> [Brief] Exact repetition is required: output every record in full.
:: Exercise inputs ::
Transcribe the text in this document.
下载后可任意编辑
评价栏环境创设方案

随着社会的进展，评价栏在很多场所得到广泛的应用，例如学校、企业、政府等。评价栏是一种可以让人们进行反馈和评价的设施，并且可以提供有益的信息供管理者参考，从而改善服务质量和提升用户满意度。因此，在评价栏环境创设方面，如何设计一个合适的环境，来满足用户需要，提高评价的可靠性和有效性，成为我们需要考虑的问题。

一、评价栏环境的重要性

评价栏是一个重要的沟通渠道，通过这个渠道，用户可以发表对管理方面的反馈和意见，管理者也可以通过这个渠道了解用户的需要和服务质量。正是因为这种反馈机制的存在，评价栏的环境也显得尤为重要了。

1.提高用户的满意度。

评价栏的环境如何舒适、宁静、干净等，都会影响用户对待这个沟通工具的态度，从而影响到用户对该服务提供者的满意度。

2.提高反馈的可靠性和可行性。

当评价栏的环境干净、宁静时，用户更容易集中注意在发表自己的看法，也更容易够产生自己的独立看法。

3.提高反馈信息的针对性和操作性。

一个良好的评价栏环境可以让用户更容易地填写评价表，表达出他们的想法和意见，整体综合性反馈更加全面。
:::
> [Response to the exercise]
Transcribe the text in this document.
下载后可任意编辑
评价栏环境创设方案

随着社会的进展，评价栏在很多场所得到广泛的应用，例如学校、企业、政府等。评价栏是一种可以让人们进行反馈和评价的设施，并且可以提供有益的信息供管理者参考，从而改善服务质量和提升用户满意度。因此，在评价栏环境创设方面，如何设计一个合适的环境，来满足用户需要，提高评价的可靠性和有效性，成为我们需要考虑的问题。

一、评价栏环境的重要性

评价栏是一个重要的沟通渠道，通过这个渠道，用户可以发表对管理方面的反馈和意见，管理者也可以通过这个渠道了解用户的需要和服务质量。正是因为这种反馈机制的存在，评价栏的环境也显得尤为重要了。

1.提高用户的满意度。

评价栏的环境如何舒适、宁静、干净等，都会影响用户对待这个沟通工具的态度，从而影响到用户对该服务提供者的满意度。

2.提高反馈的可靠性和可行性。

当评价栏的环境干净、宁静时，用户更容易集中注意在发表自己的看法，也更容易够产生自己的独立看法。

3.提高反馈信息的针对性和操作性。

一个良好的评价栏环境可以让用户更容易地填写评价表，表达出他们的想法和意见，整体综合性反馈更加全面。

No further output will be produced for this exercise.